[Start of Records to process]

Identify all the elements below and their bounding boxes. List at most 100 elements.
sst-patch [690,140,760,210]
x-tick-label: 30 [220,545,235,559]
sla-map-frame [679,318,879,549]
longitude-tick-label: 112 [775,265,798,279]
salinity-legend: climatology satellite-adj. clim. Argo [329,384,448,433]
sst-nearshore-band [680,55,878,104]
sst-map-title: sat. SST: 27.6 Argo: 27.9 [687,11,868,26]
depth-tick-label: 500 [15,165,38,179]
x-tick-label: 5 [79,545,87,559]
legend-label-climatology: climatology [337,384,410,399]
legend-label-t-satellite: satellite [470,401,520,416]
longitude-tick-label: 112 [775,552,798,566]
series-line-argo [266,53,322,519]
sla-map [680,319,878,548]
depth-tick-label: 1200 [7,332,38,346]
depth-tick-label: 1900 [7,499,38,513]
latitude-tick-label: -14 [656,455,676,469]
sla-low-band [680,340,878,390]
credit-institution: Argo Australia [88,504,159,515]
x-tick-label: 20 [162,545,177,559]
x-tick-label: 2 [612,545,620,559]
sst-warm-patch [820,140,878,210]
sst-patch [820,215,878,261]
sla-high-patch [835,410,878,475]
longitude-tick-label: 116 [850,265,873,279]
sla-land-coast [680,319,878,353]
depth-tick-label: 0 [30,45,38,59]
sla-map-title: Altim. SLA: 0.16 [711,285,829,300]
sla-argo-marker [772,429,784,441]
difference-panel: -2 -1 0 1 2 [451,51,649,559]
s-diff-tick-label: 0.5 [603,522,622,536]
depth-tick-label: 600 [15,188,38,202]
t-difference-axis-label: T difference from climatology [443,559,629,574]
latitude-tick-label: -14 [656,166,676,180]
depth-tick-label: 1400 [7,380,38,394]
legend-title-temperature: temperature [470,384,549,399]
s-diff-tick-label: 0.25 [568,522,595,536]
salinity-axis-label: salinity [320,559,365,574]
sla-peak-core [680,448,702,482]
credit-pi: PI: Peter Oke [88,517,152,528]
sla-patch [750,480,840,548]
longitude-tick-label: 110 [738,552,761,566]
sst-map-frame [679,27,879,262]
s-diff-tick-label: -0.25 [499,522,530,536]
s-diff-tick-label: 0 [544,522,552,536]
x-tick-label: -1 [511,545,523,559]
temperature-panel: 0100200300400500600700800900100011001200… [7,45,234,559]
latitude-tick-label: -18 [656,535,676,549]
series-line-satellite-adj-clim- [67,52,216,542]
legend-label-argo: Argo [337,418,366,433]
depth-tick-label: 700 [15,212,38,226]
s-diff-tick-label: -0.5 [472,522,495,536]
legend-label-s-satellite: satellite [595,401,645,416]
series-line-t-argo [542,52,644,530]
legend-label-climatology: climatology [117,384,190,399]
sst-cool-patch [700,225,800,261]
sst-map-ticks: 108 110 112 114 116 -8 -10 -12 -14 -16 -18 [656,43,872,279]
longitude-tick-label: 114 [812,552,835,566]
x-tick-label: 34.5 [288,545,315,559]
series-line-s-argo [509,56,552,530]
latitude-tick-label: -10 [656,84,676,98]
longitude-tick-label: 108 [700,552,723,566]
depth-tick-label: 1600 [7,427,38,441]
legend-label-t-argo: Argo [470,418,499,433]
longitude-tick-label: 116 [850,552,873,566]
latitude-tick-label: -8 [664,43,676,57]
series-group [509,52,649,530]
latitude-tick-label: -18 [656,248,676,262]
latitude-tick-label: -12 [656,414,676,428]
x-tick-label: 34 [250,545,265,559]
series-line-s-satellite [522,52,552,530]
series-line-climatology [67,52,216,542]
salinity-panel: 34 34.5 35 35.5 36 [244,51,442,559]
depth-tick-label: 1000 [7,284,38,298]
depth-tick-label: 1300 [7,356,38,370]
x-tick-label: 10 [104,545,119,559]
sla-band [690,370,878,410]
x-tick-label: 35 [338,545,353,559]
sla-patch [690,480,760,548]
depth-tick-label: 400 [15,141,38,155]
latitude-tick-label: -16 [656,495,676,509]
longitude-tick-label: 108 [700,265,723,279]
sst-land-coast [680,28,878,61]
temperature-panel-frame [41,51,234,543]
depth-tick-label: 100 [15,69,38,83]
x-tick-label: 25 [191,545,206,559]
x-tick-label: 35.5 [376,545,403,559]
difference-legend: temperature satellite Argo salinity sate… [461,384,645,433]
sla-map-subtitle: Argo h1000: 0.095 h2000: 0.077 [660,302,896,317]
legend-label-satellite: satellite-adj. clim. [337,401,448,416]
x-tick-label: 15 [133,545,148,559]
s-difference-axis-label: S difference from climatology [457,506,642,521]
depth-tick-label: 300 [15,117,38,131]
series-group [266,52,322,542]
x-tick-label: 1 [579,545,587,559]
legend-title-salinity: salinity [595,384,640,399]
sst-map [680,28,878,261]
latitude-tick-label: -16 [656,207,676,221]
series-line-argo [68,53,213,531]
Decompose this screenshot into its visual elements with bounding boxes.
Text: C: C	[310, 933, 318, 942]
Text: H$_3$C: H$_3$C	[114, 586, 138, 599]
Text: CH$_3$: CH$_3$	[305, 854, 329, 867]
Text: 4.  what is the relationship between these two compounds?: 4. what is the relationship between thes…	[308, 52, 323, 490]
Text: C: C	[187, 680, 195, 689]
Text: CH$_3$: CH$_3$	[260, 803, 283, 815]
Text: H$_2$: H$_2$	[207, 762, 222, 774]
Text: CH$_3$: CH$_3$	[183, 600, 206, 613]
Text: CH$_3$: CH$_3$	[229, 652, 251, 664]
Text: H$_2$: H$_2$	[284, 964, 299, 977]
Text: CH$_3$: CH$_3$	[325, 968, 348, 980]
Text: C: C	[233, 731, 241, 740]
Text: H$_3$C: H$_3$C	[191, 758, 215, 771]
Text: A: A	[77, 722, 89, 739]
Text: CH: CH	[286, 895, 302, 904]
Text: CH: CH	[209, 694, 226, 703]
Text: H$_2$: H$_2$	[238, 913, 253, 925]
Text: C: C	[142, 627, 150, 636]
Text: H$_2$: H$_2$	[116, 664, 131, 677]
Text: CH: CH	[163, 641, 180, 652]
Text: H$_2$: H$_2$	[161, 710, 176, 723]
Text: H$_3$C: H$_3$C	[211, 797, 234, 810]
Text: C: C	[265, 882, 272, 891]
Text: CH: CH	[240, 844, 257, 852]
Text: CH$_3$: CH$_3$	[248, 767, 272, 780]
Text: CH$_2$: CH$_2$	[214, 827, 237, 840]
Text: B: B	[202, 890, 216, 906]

[End of Records to process]

### What is needed
Set out every line of the data above as a numbered list, leaving out any blank lines.

### Output of the exercise
1. Identify all the elements below and their bounding boxes. List at most 100 elements.
2. sst-patch [690,140,760,210]
3. x-tick-label: 30 [220,545,235,559]
4. sla-map-frame [679,318,879,549]
5. longitude-tick-label: 112 [775,265,798,279]
6. salinity-legend: climatology satellite-adj. clim. Argo [329,384,448,433]
7. sst-nearshore-band [680,55,878,104]
8. sst-map-title: sat. SST: 27.6 Argo: 27.9 [687,11,868,26]
9. depth-tick-label: 500 [15,165,38,179]
10. x-tick-label: 5 [79,545,87,559]
11. legend-label-climatology: climatology [337,384,410,399]
12. legend-label-t-satellite: satellite [470,401,520,416]
13. longitude-tick-label: 112 [775,552,798,566]
14. series-line-argo [266,53,322,519]
15. sla-map [680,319,878,548]
16. depth-tick-label: 1200 [7,332,38,346]
17. depth-tick-label: 1900 [7,499,38,513]
18. latitude-tick-label: -14 [656,455,676,469]
19. sla-low-band [680,340,878,390]
20. credit-institution: Argo Australia [88,504,159,515]
21. x-tick-label: 20 [162,545,177,559]
22. x-tick-label: 2 [612,545,620,559]
23. sst-warm-patch [820,140,878,210]
24. sst-patch [820,215,878,261]
25. sla-high-patch [835,410,878,475]
26. longitude-tick-label: 116 [850,265,873,279]
27. sla-land-coast [680,319,878,353]
28. depth-tick-label: 0 [30,45,38,59]
29. sla-map-title: Altim. SLA: 0.16 [711,285,829,300]
30. sla-argo-marker [772,429,784,441]
31. difference-panel: -2 -1 0 1 2 [451,51,649,559]
32. s-diff-tick-label: 0.5 [603,522,622,536]
33. depth-tick-label: 600 [15,188,38,202]
34. t-difference-axis-label: T difference from climatology [443,559,629,574]
35. latitude-tick-label: -14 [656,166,676,180]
36. depth-tick-label: 1400 [7,380,38,394]
37. legend-title-temperature: temperature [470,384,549,399]
38. s-diff-tick-label: 0.25 [568,522,595,536]
39. salinity-axis-label: salinity [320,559,365,574]
40. sla-peak-core [680,448,702,482]
41. credit-pi: PI: Peter Oke [88,517,152,528]
42. sla-patch [750,480,840,548]
43. longitude-tick-label: 110 [738,552,761,566]
44. sst-map-frame [679,27,879,262]
45. s-diff-tick-label: -0.25 [499,522,530,536]
46. s-diff-tick-label: 0 [544,522,552,536]
47. x-tick-label: -1 [511,545,523,559]
48. temperature-panel: 0100200300400500600700800900100011001200… [7,45,234,559]
49. latitude-tick-label: -18 [656,535,676,549]
50. series-line-satellite-adj-clim- [67,52,216,542]
51. legend-label-argo: Argo [337,418,366,433]
52. depth-tick-label: 700 [15,212,38,226]
53. s-diff-tick-label: -0.5 [472,522,495,536]
54. legend-label-s-satellite: satellite [595,401,645,416]
55. series-line-t-argo [542,52,644,530]
56. legend-label-climatology: climatology [117,384,190,399]
57. sst-cool-patch [700,225,800,261]
58. sst-map-ticks: 108 110 112 114 116 -8 -10 -12 -14 -16 -18 [656,43,872,279]
59. longitude-tick-label: 114 [812,552,835,566]
60. x-tick-label: 34.5 [288,545,315,559]
61. series-line-s-argo [509,56,552,530]
62. latitude-tick-label: -10 [656,84,676,98]
63. longitude-tick-label: 108 [700,552,723,566]
64. depth-tick-label: 1600 [7,427,38,441]
65. legend-label-t-argo: Argo [470,418,499,433]
66. longitude-tick-label: 116 [850,552,873,566]
67. latitude-tick-label: -8 [664,43,676,57]
68. series-group [509,52,649,530]
69. latitude-tick-label: -18 [656,248,676,262]
70. latitude-tick-label: -12 [656,414,676,428]
71. x-tick-label: 34 [250,545,265,559]
72. series-line-s-satellite [522,52,552,530]
73. series-line-climatology [67,52,216,542]
74. salinity-panel: 34 34.5 35 35.5 36 [244,51,442,559]
75. depth-tick-label: 1000 [7,284,38,298]
76. depth-tick-label: 1300 [7,356,38,370]
77. x-tick-label: 10 [104,545,119,559]
78. sla-band [690,370,878,410]
79. x-tick-label: 35 [338,545,353,559]
80. sla-patch [690,480,760,548]
81. depth-tick-label: 400 [15,141,38,155]
82. latitude-tick-label: -16 [656,495,676,509]
83. longitude-tick-label: 108 [700,265,723,279]
84. sst-land-coast [680,28,878,61]
85. temperature-panel-frame [41,51,234,543]
86. depth-tick-label: 100 [15,69,38,83]
87. x-tick-label: 25 [191,545,206,559]
88. x-tick-label: 35.5 [376,545,403,559]
89. difference-legend: temperature satellite Argo salinity sate… [461,384,645,433]
90. sla-map-subtitle: Argo h1000: 0.095 h2000: 0.077 [660,302,896,317]
91. legend-label-satellite: satellite-adj. clim. [337,401,448,416]
92. x-tick-label: 15 [133,545,148,559]
93. s-difference-axis-label: S difference from climatology [457,506,642,521]
94. depth-tick-label: 300 [15,117,38,131]
95. series-group [266,52,322,542]
96. x-tick-label: 1 [579,545,587,559]
97. legend-title-salinity: salinity [595,384,640,399]
98. sst-map [680,28,878,261]
99. latitude-tick-label: -16 [656,207,676,221]
100. series-line-argo [68,53,213,531]
101. Decompose this screenshot into its visual elements with bounding boxes.
102. Text: C: C	[310, 933, 318, 942]
103. Text: H$_3$C: H$_3$C	[114, 586, 138, 599]
104. Text: CH$_3$: CH$_3$	[305, 854, 329, 867]
105. Text: 4.  what is the relationship between these two compounds?: 4. what is the relationship between thes…	[308, 52, 323, 490]
106. Text: C: C	[187, 680, 195, 689]
107. Text: CH$_3$: CH$_3$	[260, 803, 283, 815]
108. Text: H$_2$: H$_2$	[207, 762, 222, 774]
109. Text: CH$_3$: CH$_3$	[183, 600, 206, 613]
110. Text: CH$_3$: CH$_3$	[229, 652, 251, 664]
111. Text: H$_2$: H$_2$	[284, 964, 299, 977]
112. Text: CH$_3$: CH$_3$	[325, 968, 348, 980]
113. Text: C: C	[233, 731, 241, 740]
114. Text: H$_3$C: H$_3$C	[191, 758, 215, 771]
115. Text: A: A	[77, 722, 89, 739]
116. Text: CH: CH	[286, 895, 302, 904]
117. Text: CH: CH	[209, 694, 226, 703]
118. Text: H$_2$: H$_2$	[238, 913, 253, 925]
119. Text: C: C	[142, 627, 150, 636]
120. Text: H$_2$: H$_2$	[116, 664, 131, 677]
121. Text: CH: CH	[163, 641, 180, 652]
122. Text: H$_2$: H$_2$	[161, 710, 176, 723]
123. Text: H$_3$C: H$_3$C	[211, 797, 234, 810]
124. Text: C: C	[265, 882, 272, 891]
125. Text: CH: CH	[240, 844, 257, 852]
126. Text: CH$_3$: CH$_3$	[248, 767, 272, 780]
127. Text: CH$_2$: CH$_2$	[214, 827, 237, 840]
128. Text: B: B	[202, 890, 216, 906]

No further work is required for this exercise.